Entries supplied —
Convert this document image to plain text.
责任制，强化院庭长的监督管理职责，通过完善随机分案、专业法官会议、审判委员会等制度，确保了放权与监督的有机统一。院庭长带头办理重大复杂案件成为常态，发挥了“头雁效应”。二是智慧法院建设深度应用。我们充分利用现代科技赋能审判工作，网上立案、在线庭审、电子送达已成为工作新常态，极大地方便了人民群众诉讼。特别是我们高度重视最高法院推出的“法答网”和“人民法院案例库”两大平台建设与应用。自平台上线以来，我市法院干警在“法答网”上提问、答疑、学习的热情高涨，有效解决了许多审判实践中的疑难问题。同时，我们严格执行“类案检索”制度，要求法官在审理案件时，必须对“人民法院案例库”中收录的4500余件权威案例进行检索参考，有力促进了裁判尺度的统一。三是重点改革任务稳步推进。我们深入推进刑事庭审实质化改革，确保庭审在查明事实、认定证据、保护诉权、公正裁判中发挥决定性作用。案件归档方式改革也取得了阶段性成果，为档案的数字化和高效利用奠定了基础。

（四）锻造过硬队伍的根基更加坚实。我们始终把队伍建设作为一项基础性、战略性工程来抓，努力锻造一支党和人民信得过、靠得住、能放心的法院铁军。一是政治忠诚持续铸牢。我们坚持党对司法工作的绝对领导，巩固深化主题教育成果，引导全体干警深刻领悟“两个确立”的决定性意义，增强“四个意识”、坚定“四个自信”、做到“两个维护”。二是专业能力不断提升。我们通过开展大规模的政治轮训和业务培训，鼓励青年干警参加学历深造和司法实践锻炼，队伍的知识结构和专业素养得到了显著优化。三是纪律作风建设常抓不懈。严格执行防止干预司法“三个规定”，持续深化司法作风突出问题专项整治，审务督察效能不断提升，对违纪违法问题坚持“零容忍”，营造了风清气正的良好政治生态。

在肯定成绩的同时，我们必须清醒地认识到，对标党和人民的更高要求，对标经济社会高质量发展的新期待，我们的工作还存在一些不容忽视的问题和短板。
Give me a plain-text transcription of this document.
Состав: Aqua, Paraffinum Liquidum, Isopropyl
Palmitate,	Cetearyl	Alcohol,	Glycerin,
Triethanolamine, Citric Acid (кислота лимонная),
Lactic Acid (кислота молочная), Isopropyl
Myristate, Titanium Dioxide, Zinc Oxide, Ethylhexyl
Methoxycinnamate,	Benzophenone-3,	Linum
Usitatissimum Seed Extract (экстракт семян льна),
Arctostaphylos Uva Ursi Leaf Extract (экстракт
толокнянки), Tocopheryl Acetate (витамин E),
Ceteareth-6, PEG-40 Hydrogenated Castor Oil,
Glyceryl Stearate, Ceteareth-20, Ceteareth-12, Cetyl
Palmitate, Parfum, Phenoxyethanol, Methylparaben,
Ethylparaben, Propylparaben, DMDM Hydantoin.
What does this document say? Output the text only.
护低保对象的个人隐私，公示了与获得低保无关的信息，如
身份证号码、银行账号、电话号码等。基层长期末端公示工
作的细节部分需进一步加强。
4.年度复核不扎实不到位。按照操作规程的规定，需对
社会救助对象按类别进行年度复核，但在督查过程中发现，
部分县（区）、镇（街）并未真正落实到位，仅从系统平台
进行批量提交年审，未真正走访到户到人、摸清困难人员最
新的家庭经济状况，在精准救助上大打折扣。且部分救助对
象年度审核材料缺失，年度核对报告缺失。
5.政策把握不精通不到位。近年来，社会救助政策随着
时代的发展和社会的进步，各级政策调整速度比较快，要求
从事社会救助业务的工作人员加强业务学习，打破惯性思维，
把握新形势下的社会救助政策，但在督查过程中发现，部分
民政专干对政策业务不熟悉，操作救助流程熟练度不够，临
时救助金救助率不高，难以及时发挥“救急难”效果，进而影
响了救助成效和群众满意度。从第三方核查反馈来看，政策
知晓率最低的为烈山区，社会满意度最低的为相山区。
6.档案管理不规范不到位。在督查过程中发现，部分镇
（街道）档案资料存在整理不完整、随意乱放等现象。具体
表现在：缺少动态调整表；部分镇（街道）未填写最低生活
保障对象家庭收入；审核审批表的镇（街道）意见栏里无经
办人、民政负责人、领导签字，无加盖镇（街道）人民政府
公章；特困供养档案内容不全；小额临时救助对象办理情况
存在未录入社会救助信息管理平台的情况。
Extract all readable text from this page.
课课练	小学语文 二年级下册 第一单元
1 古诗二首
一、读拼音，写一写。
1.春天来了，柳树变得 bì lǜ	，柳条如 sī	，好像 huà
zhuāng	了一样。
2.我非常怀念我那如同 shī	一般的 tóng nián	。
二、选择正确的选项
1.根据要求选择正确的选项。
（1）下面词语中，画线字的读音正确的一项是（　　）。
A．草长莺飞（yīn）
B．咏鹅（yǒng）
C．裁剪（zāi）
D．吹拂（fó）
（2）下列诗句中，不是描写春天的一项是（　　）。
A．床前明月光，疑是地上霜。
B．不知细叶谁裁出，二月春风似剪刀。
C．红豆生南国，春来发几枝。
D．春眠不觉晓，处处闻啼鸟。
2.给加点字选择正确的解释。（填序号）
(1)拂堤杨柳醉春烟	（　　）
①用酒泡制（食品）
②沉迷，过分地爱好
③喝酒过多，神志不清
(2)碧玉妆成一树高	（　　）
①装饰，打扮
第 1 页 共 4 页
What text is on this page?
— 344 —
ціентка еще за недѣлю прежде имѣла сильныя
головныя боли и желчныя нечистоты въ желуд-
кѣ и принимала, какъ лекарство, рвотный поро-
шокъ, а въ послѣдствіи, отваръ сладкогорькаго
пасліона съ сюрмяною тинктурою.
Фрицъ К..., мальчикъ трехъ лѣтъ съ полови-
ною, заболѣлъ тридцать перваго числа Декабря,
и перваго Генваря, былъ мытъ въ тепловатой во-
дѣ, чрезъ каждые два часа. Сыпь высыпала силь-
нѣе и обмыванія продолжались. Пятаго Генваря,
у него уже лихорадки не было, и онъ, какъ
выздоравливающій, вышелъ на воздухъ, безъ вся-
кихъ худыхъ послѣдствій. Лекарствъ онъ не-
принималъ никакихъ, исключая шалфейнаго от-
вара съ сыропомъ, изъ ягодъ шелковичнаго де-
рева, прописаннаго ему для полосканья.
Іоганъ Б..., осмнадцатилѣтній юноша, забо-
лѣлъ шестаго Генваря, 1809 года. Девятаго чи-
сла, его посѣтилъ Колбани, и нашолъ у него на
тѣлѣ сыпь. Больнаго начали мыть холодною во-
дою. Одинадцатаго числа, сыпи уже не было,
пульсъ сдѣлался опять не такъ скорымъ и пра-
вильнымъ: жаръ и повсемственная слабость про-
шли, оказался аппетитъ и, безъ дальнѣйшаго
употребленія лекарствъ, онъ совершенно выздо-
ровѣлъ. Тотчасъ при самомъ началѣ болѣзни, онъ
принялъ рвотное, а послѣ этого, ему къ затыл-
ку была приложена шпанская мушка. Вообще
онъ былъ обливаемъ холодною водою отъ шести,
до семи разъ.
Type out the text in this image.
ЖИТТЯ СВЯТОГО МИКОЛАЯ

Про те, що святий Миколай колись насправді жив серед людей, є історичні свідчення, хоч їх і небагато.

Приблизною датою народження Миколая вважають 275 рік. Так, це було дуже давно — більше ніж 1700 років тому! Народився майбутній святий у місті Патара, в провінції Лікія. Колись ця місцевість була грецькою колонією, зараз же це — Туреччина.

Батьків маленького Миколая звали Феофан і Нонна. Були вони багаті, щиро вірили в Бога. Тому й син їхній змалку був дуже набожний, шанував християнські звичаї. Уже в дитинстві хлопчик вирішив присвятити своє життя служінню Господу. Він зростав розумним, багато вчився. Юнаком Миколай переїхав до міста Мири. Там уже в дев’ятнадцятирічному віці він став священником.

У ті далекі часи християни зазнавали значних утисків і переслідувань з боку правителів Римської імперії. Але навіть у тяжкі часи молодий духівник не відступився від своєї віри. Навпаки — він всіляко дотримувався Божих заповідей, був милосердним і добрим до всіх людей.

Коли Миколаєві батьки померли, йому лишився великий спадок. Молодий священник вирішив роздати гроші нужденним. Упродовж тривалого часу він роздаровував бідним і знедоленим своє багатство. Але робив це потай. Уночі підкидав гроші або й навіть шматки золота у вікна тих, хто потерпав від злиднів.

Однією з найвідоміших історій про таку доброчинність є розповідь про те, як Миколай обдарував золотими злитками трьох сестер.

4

Task —
What needs duplicating is the run of lines from the one containing "Type out the text in this image." through the last line of the entries above, exact and complete.

Response below —
Type out the text in this image.
ЖИТТЯ СВЯТОГО МИКОЛАЯ

Про те, що святий Миколай колись насправді жив серед людей, є історичні свідчення, хоч їх і небагато.

Приблизною датою народження Миколая вважають 275 рік. Так, це було дуже давно — більше ніж 1700 років тому! Народився майбутній святий у місті Патара, в провінції Лікія. Колись ця місцевість була грецькою колонією, зараз же це — Туреччина.

Батьків маленького Миколая звали Феофан і Нонна. Були вони багаті, щиро вірили в Бога. Тому й син їхній змалку був дуже набожний, шанував християнські звичаї. Уже в дитинстві хлопчик вирішив присвятити своє життя служінню Господу. Він зростав розумним, багато вчився. Юнаком Миколай переїхав до міста Мири. Там уже в дев’ятнадцятирічному віці він став священником.

У ті далекі часи християни зазнавали значних утисків і переслідувань з боку правителів Римської імперії. Але навіть у тяжкі часи молодий духівник не відступився від своєї віри. Навпаки — він всіляко дотримувався Божих заповідей, був милосердним і добрим до всіх людей.

Коли Миколаєві батьки померли, йому лишився великий спадок. Молодий священник вирішив роздати гроші нужденним. Упродовж тривалого часу він роздаровував бідним і знедоленим своє багатство. Але робив це потай. Уночі підкидав гроші або й навіть шматки золота у вікна тих, хто потерпав від злиднів.

Однією з найвідоміших історій про таку доброчинність є розповідь про те, як Миколай обдарував золотими злитками трьох сестер.

4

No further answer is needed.